§ Exercise details: Throughout the entries below, report every line where "SARS" is found.

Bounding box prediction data
────────────────────
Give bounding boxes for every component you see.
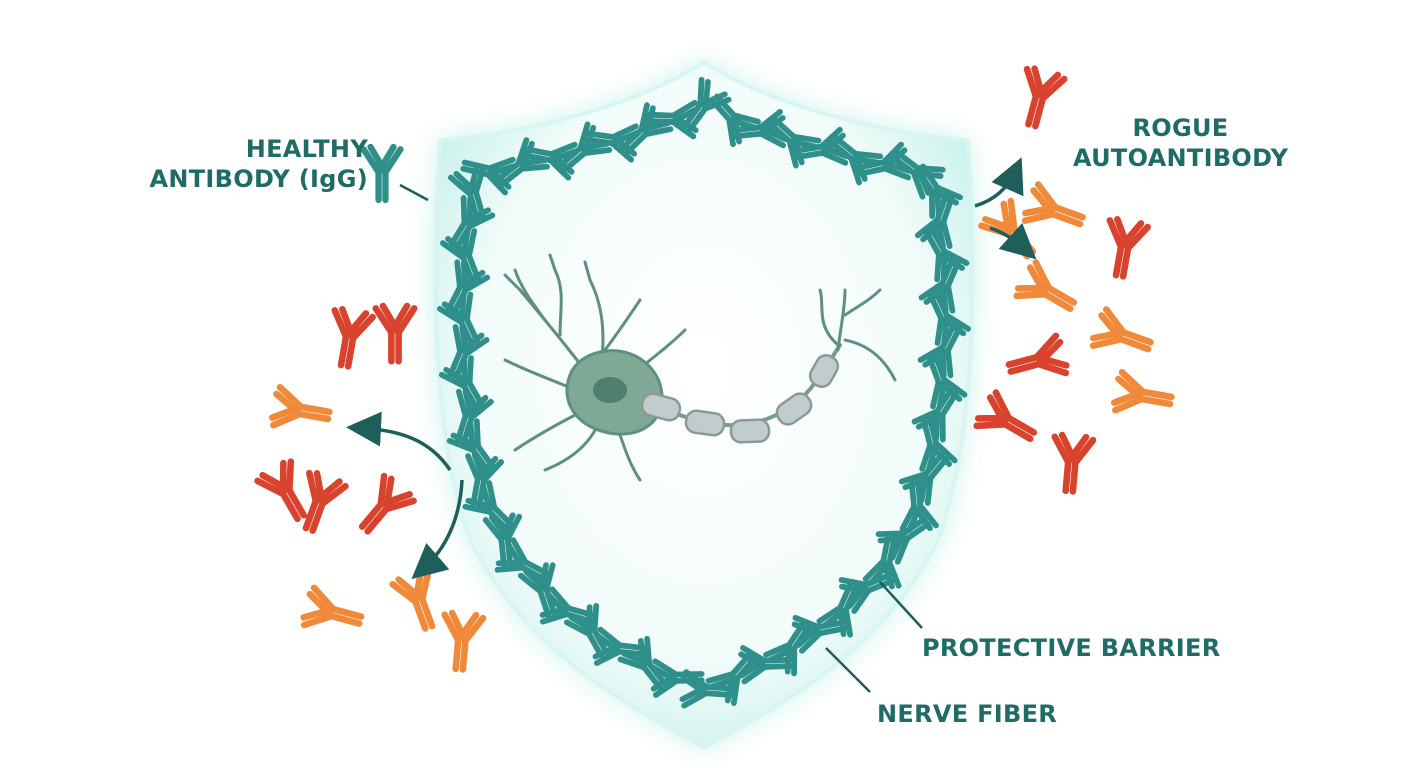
healthy-antibody [522, 141, 579, 181]
rogue-autoantibody [254, 458, 308, 523]
arrow-left-up [346, 411, 452, 471]
leader-healthy [399, 183, 429, 202]
rogue-autoantibody [372, 302, 418, 365]
rogue-autoantibody [268, 384, 333, 429]
leader-lines [399, 183, 923, 693]
rogue-autoantibody [1051, 431, 1097, 495]
leader-barrier [879, 581, 923, 629]
deflection-arrows [346, 157, 1037, 580]
neuron-cell-icon [503, 253, 897, 482]
rogue-autoantibody [973, 389, 1038, 443]
arrow-right-up [974, 157, 1024, 208]
leader-nerve [825, 647, 871, 693]
healthy-antibody [539, 586, 596, 625]
healthy-antibody-standalone [360, 143, 404, 204]
healthy-antibody-ring [437, 76, 971, 709]
label-rogue-autoantibody: ROGUE AUTOANTIBODY [1073, 113, 1288, 173]
shield-barrier-icon [433, 59, 975, 751]
rogue-autoantibody-cluster-right [973, 65, 1175, 495]
healthy-antibody [918, 257, 961, 314]
label-nerve-fiber: NERVE FIBER [877, 700, 1058, 728]
rogue-autoantibody [1021, 181, 1086, 228]
rogue-autoantibody [1005, 332, 1070, 377]
label-rogue-line1: ROGUE [1132, 114, 1229, 142]
label-rogue-line2: AUTOANTIBODY [1073, 144, 1289, 172]
rogue-autoantibody [358, 472, 417, 535]
rogue-autoantibody [441, 609, 487, 673]
arrow-right-down [989, 222, 1037, 260]
rogue-autoantibody [1089, 306, 1154, 353]
y-shaped-antibody-icon [360, 143, 404, 204]
healthy-antibody [494, 537, 551, 583]
rogue-autoantibody [331, 305, 376, 370]
label-healthy-line1: HEALTHY [245, 135, 368, 163]
rogue-autoantibody-cluster-left [254, 302, 487, 673]
rogue-autoantibody [1110, 369, 1175, 414]
rogue-autoantibody [1023, 65, 1068, 130]
label-healthy-antibody: HEALTHY ANTIBODY (IgG) [138, 134, 368, 194]
label-protective-barrier: PROTECTIVE BARRIER [922, 634, 1221, 662]
label-healthy-line2: ANTIBODY (IgG) [149, 165, 368, 193]
rogue-autoantibody [389, 567, 436, 632]
arrow-left-down [411, 479, 464, 580]
rogue-autoantibody [1013, 259, 1078, 313]
healthy-antibody [709, 93, 761, 148]
rogue-autoantibody [302, 469, 349, 534]
rogue-autoantibody [1106, 215, 1151, 280]
rogue-autoantibody [300, 584, 365, 629]
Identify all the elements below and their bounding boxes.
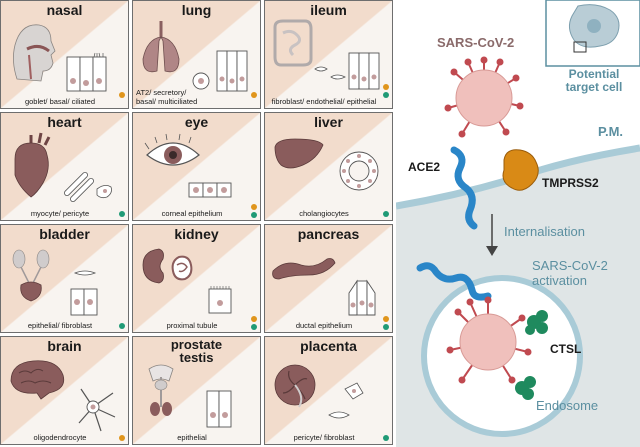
process-label: Internalisation [504, 224, 585, 239]
tile-placenta: placenta pericyte/ fibroblast [264, 336, 393, 445]
green-marker [251, 212, 257, 218]
tile-lung: lung AT2/ secretory/ basal/ multiciliate… [132, 0, 261, 109]
tissue-grid: nasal goblet/ basal/ ciliated lung AT2/ … [0, 0, 393, 445]
brain-illustration [10, 360, 116, 432]
tile-eye: eye corneal epithelium [132, 112, 261, 221]
tile-nasal: nasal goblet/ basal/ ciliated [0, 0, 129, 109]
heart-illustration [14, 132, 112, 202]
orange-marker [251, 204, 257, 210]
tile-caption: fibroblast/ endothelial/ epithelial [271, 96, 377, 106]
orange-marker [119, 435, 125, 441]
green-marker [383, 92, 389, 98]
pancreas-illustration [272, 258, 376, 316]
tile-prostate-testis: prostate testis epithelial [132, 336, 261, 445]
tile-title: eye [184, 114, 209, 130]
tile-title: heart [47, 114, 82, 130]
ctsl-protease [515, 310, 548, 400]
orange-marker [119, 92, 125, 98]
green-marker [383, 435, 389, 441]
tile-title-line2: testis [179, 350, 214, 365]
tile-caption: cholangiocytes [299, 208, 349, 218]
orange-marker [251, 316, 257, 322]
virus-label: SARS-CoV-2 [437, 35, 515, 50]
tile-heart: heart myocyte/ pericyte [0, 112, 129, 221]
orange-marker [383, 84, 389, 90]
activation-line1: SARS-CoV-2 [532, 258, 608, 273]
tile-caption: myocyte/ pericyte [30, 208, 90, 218]
endosome-label: Endosome [536, 398, 599, 413]
tile-title: kidney [174, 226, 219, 242]
mechanism-panel: SARS-CoV-2 Potential target cell P.M. AC… [396, 0, 640, 447]
tile-caption: oligodendrocyte [33, 432, 87, 442]
tile-caption: ductal epithelium [295, 320, 353, 330]
bladder-illustration [12, 249, 98, 316]
tile-bladder: bladder epithelial/ fibroblast [0, 224, 129, 333]
ace2-internalised [416, 262, 492, 301]
green-marker [251, 324, 257, 330]
internalised-virus [446, 296, 532, 384]
lung-illustration [142, 21, 248, 92]
ctsl-label: CTSL [550, 342, 582, 356]
tile-caption: proximal tubule [166, 320, 218, 330]
virus-particle [444, 56, 524, 138]
green-marker [383, 324, 389, 330]
tile-ileum: ileum fibroblast/ endothelial/ epithelia… [264, 0, 393, 109]
orange-marker [251, 92, 257, 98]
tmprss2-protease [502, 149, 539, 191]
kidney-illustration [142, 248, 232, 314]
ace2-receptor [450, 146, 478, 230]
tile-title: lung [181, 2, 212, 18]
tile-caption: epithelial/ fibroblast [27, 320, 93, 330]
tile-title: pancreas [297, 226, 360, 242]
tile-caption: corneal epithelium [161, 208, 223, 218]
tile-title: nasal [46, 2, 83, 18]
tile-brain: brain oligodendrocyte [0, 336, 129, 445]
tile-caption: epithelial [177, 432, 207, 442]
liver-illustration [274, 138, 379, 191]
green-marker [383, 211, 389, 217]
activation-line2: activation [532, 273, 587, 288]
tile-kidney: kidney proximal tubule [132, 224, 261, 333]
ace2-label: ACE2 [408, 160, 441, 174]
inset-label: Potential target cell [548, 68, 640, 94]
tile-caption: goblet/ basal/ ciliated [24, 96, 96, 106]
tile-title: prostate testis [133, 338, 260, 364]
tile-caption: AT2/ secretory/ basal/ multiciliated [136, 88, 198, 106]
mechanism-illustration [396, 0, 640, 437]
inset-label-line2: target cell [565, 80, 623, 94]
green-marker [119, 211, 125, 217]
green-marker [119, 323, 125, 329]
tile-title: brain [47, 338, 82, 354]
tile-liver: liver cholangiocytes [264, 112, 393, 221]
ileum-illustration [273, 19, 380, 90]
activation-label: SARS-CoV-2 activation [532, 258, 608, 288]
tile-title: liver [314, 114, 343, 130]
tile-title: bladder [39, 226, 90, 242]
tile-pancreas: pancreas ductal epithelium [264, 224, 393, 333]
tile-title: ileum [310, 2, 347, 18]
tile-title: placenta [300, 338, 357, 354]
membrane-label: P.M. [598, 124, 624, 139]
prostate-testis-illustration [148, 364, 232, 428]
eye-illustration [144, 133, 232, 198]
tile-title-line1: prostate [170, 337, 223, 352]
orange-marker [383, 316, 389, 322]
inset-label-line1: Potential [568, 67, 620, 81]
placenta-illustration [274, 364, 364, 419]
tile-caption: pericyte/ fibroblast [293, 432, 355, 442]
tmprss2-label: TMPRSS2 [542, 176, 599, 190]
nasal-illustration [13, 24, 107, 92]
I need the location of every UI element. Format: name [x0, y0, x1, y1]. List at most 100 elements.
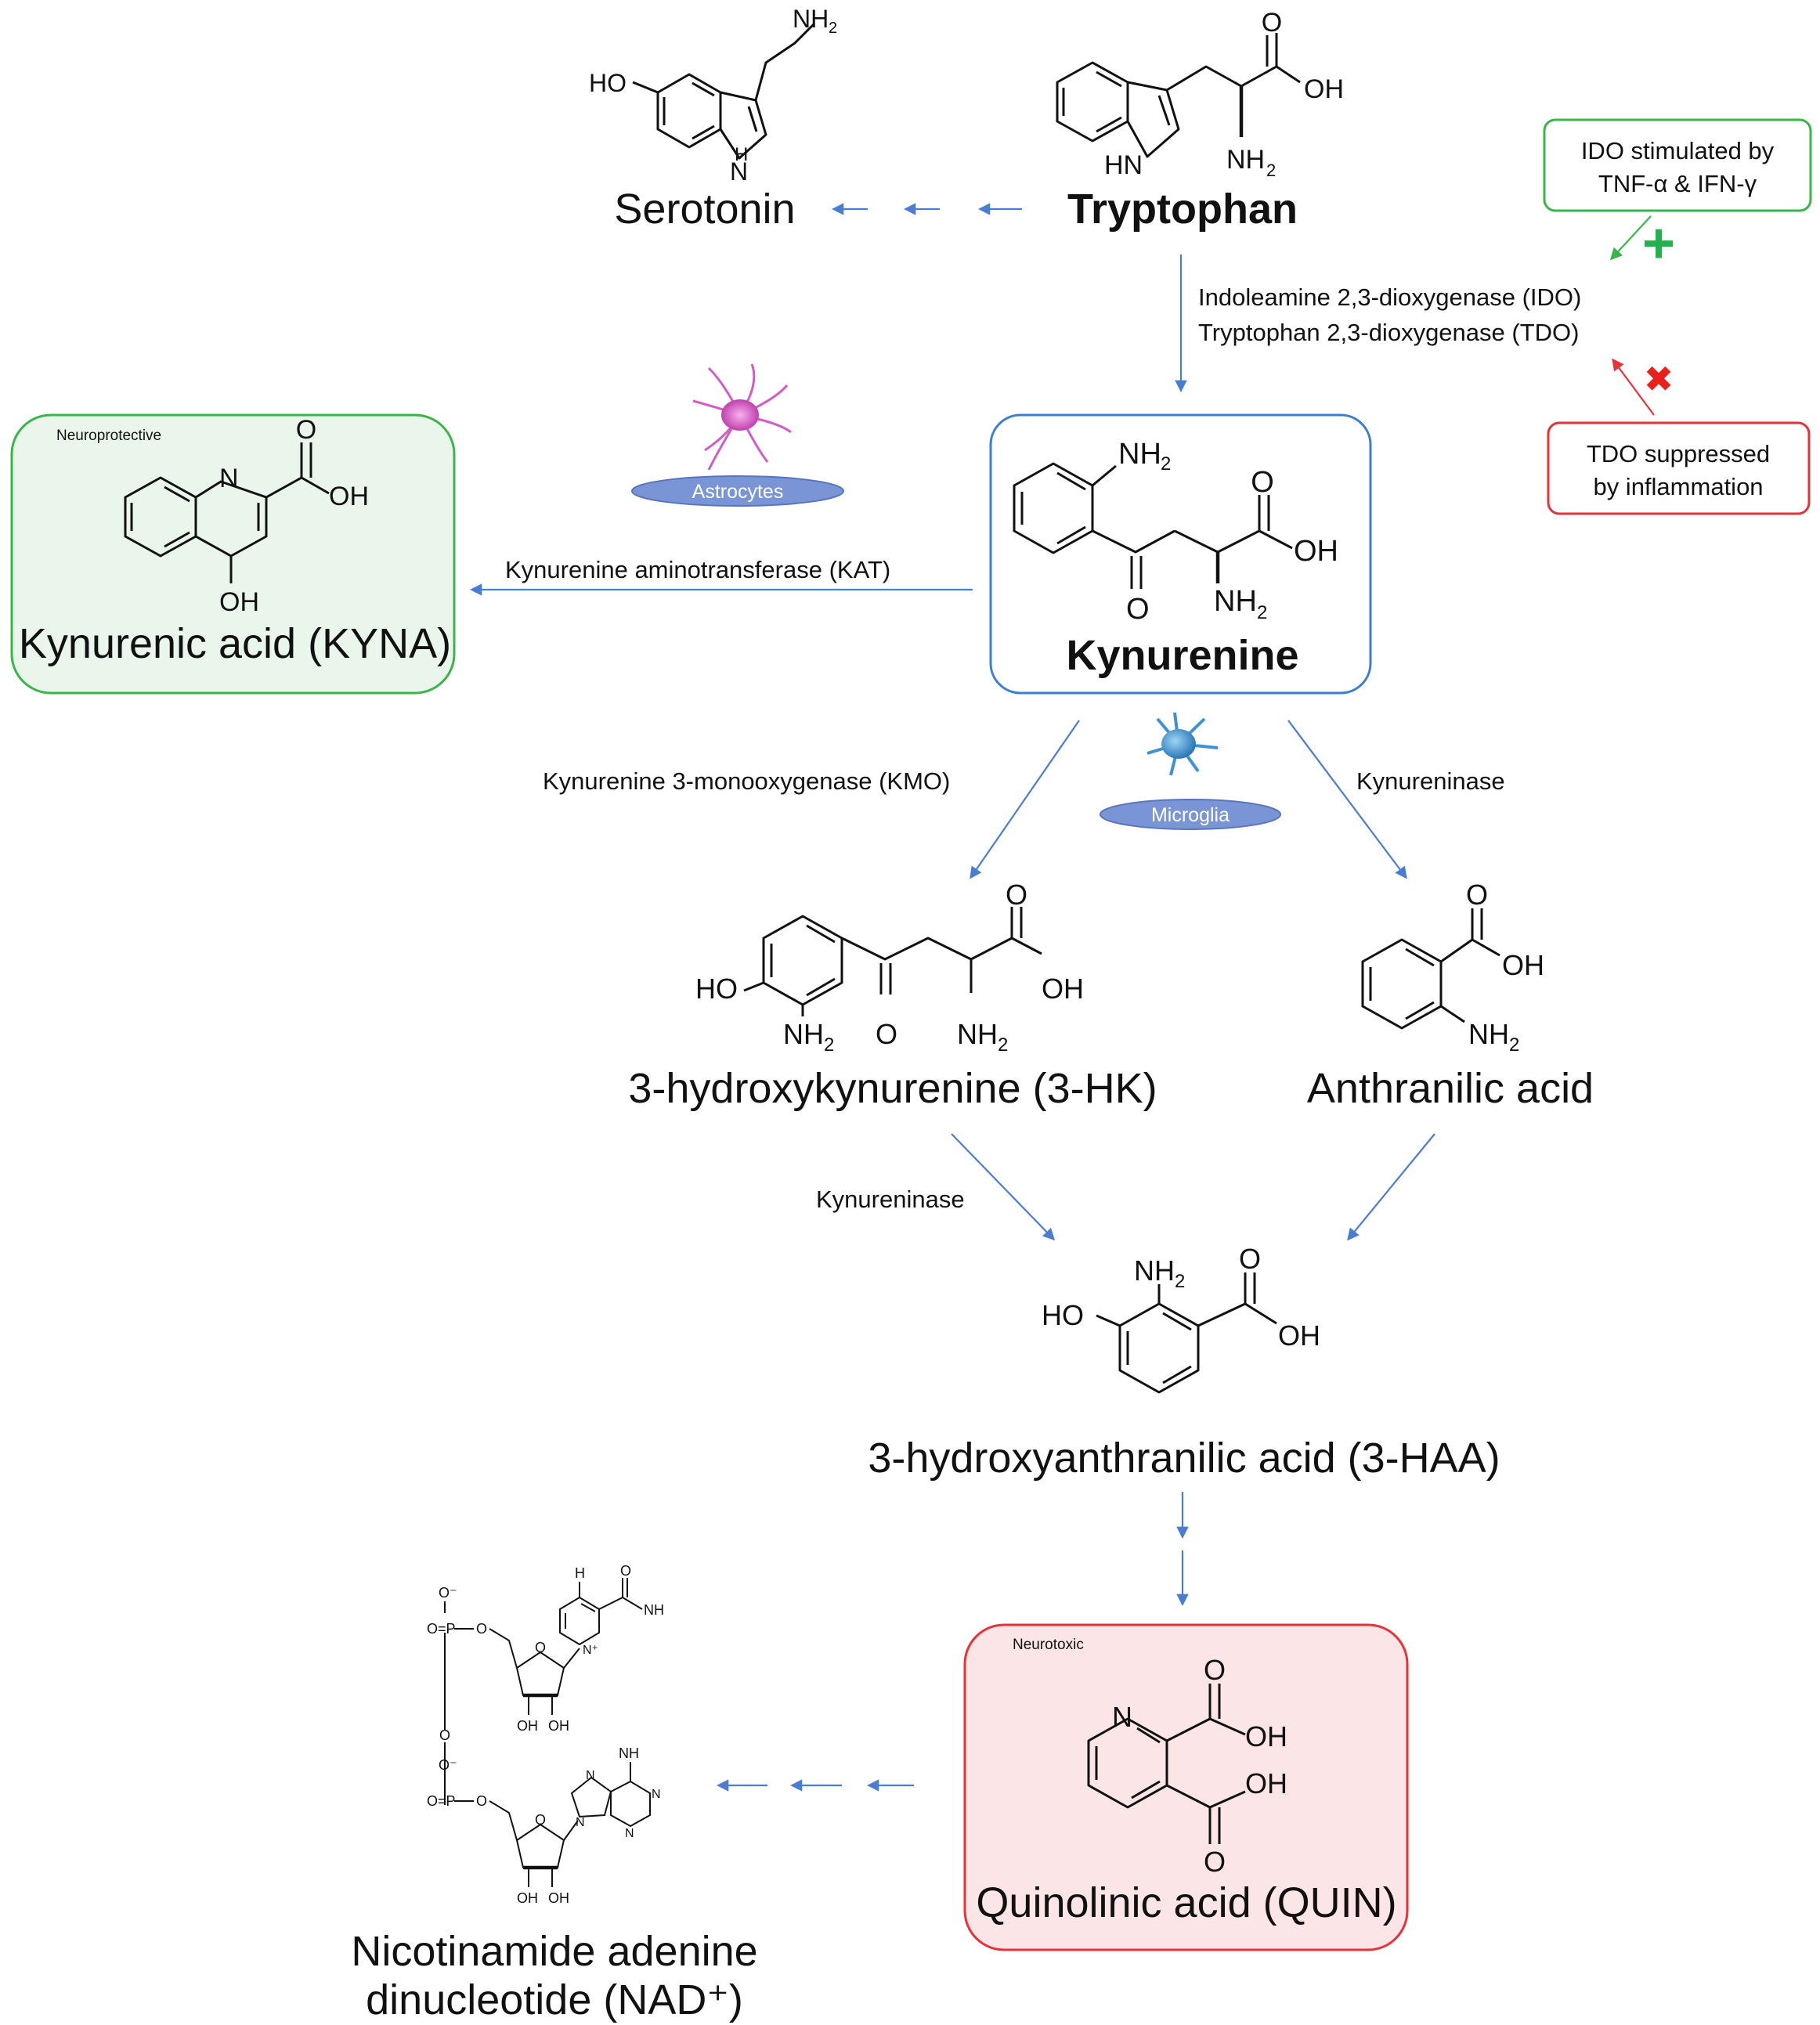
- serotonin-structure: HO N H NH 2: [589, 5, 837, 186]
- svg-text:OH: OH: [517, 1890, 538, 1906]
- svg-text:O: O: [1204, 1846, 1226, 1878]
- enzyme-kynureninase-left: Kynureninase: [816, 1186, 965, 1213]
- svg-text:OH: OH: [517, 1718, 538, 1734]
- arrow-tdo-supp: [1612, 358, 1655, 416]
- kynurenine-structure: NH 2 O O OH NH 2: [1013, 438, 1338, 626]
- svg-text:NH: NH: [1468, 1018, 1509, 1050]
- quin-structure: N O OH OH O: [1087, 1654, 1287, 1878]
- 3haa-label: 3-hydroxyanthranilic acid (3-HAA): [868, 1435, 1500, 1482]
- serotonin-label: Serotonin: [614, 186, 795, 233]
- ido-box-line1: IDO stimulated by: [1581, 137, 1775, 164]
- svg-text:OH: OH: [1042, 973, 1084, 1005]
- svg-text:NH: NH: [1226, 145, 1265, 175]
- svg-text:O⁻: O⁻: [439, 1757, 457, 1773]
- enzyme-ido: Indoleamine 2,3-dioxygenase (IDO): [1198, 283, 1581, 311]
- microglia-cell-icon: [1147, 712, 1219, 776]
- svg-text:O: O: [439, 1727, 450, 1743]
- nad-label-line1: Nicotinamide adenine: [351, 1928, 757, 1975]
- svg-text:2: 2: [1257, 602, 1267, 623]
- svg-text:O: O: [296, 415, 316, 445]
- svg-text:NH: NH: [619, 1745, 639, 1761]
- arrow-3hk-3haa: [951, 1133, 1056, 1241]
- arrow-kyn-3hk: [970, 720, 1080, 879]
- svg-text:O: O: [1204, 1654, 1226, 1686]
- svg-text:O: O: [1006, 879, 1027, 911]
- svg-text:N: N: [1112, 1701, 1132, 1733]
- 3hk-structure: HO NH 2 O NH 2 O OH: [695, 879, 1084, 1056]
- arrow-ido-stim: [1609, 215, 1652, 261]
- tdo-box-line1: TDO suppressed: [1587, 440, 1770, 467]
- svg-text:OH: OH: [329, 482, 369, 511]
- kyna-structure: N O OH OH: [124, 415, 369, 617]
- svg-text:O: O: [1466, 879, 1488, 911]
- tryptophan-structure: O OH HN NH 2: [1056, 8, 1344, 180]
- svg-text:O⁻: O⁻: [439, 1585, 457, 1601]
- enzyme-kat: Kynurenine aminotransferase (KAT): [505, 556, 890, 583]
- neuroprotective-tag: Neuroprotective: [56, 428, 161, 444]
- svg-text:2: 2: [824, 1034, 834, 1056]
- svg-text:OH: OH: [548, 1890, 569, 1906]
- svg-text:O: O: [1239, 1243, 1261, 1275]
- svg-text:NH: NH: [1214, 585, 1257, 618]
- svg-text:HN: HN: [1104, 150, 1143, 180]
- svg-text:O: O: [476, 1793, 487, 1809]
- svg-text:NH: NH: [957, 1018, 998, 1050]
- svg-text:OH: OH: [1502, 949, 1544, 981]
- svg-text:N: N: [652, 1788, 661, 1801]
- astrocyte-cell-icon: [692, 363, 792, 471]
- ido-stimulated-box: [1543, 118, 1812, 212]
- svg-text:HO: HO: [1042, 1299, 1084, 1331]
- 3haa-structure: NH 2 HO O OH: [1042, 1243, 1320, 1394]
- nad-label-line2: dinucleotide (NAD⁺): [366, 1976, 743, 2023]
- ido-box-line2: TNF-α & IFN-γ: [1598, 170, 1757, 197]
- quin-label: Quinolinic acid (QUIN): [976, 1879, 1396, 1926]
- kyna-label: Kynurenic acid (KYNA): [19, 620, 451, 667]
- plus-sign: +: [1642, 212, 1675, 275]
- svg-text:O: O: [476, 1621, 487, 1637]
- kynurenine-box: [989, 413, 1372, 695]
- svg-text:O: O: [876, 1018, 897, 1050]
- microglia-ellipse: [1100, 799, 1281, 830]
- svg-text:O: O: [535, 1812, 546, 1828]
- svg-text:OH: OH: [1294, 535, 1338, 568]
- astrocytes-ellipse: [631, 475, 844, 507]
- svg-text:O: O: [620, 1563, 631, 1579]
- svg-text:O: O: [1251, 466, 1274, 499]
- svg-text:N: N: [730, 157, 748, 186]
- svg-text:H: H: [735, 144, 748, 165]
- svg-text:2: 2: [1266, 161, 1276, 180]
- kynurenine-label: Kynurenine: [1066, 632, 1298, 679]
- svg-text:O=P: O=P: [427, 1621, 456, 1637]
- tdo-box-line2: by inflammation: [1593, 473, 1763, 500]
- svg-text:HO: HO: [695, 973, 738, 1005]
- anthranilic-label: Anthranilic acid: [1307, 1065, 1594, 1112]
- enzyme-kmo: Kynurenine 3-monooxygenase (KMO): [543, 767, 950, 795]
- svg-text:2: 2: [829, 20, 837, 37]
- astrocytes-label: Astrocytes: [692, 481, 784, 503]
- svg-text:O: O: [1126, 593, 1150, 626]
- svg-text:NH: NH: [783, 1018, 824, 1050]
- enzyme-kynureninase-right: Kynureninase: [1356, 767, 1505, 795]
- svg-text:N: N: [576, 1816, 585, 1829]
- svg-text:NH: NH: [793, 5, 829, 33]
- svg-text:NH: NH: [644, 1602, 664, 1618]
- 3hk-label: 3-hydroxykynurenine (3-HK): [628, 1065, 1157, 1112]
- microglia-label: Microglia: [1151, 804, 1230, 826]
- cross-sign: ✖: [1644, 358, 1674, 400]
- svg-text:NH: NH: [1134, 1254, 1175, 1287]
- svg-text:OH: OH: [219, 587, 259, 617]
- tryptophan-label: Tryptophan: [1067, 186, 1298, 233]
- svg-text:2: 2: [998, 1034, 1008, 1056]
- svg-text:HO: HO: [589, 69, 627, 97]
- svg-text:O: O: [535, 1640, 546, 1655]
- svg-text:2: 2: [1161, 453, 1171, 475]
- svg-text:OH: OH: [1304, 74, 1344, 104]
- svg-text:O: O: [1262, 8, 1282, 38]
- arrow-kyn-anthranilic: [1287, 720, 1407, 879]
- svg-text:OH: OH: [548, 1718, 569, 1734]
- enzyme-tdo: Tryptophan 2,3-dioxygenase (TDO): [1198, 319, 1579, 346]
- svg-text:H: H: [575, 1565, 585, 1581]
- svg-text:N: N: [625, 1827, 634, 1840]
────────────────────
§ Your solution:
virus-label: SARS-CoV-2 [437, 35, 515, 50]
activation-line1: SARS-CoV-2 [532, 258, 608, 273]
mechanism-panel: SARS-CoV-2 Potential target cell P.M. AC… [396, 0, 640, 447]
activation-label: SARS-CoV-2 activation [532, 258, 608, 288]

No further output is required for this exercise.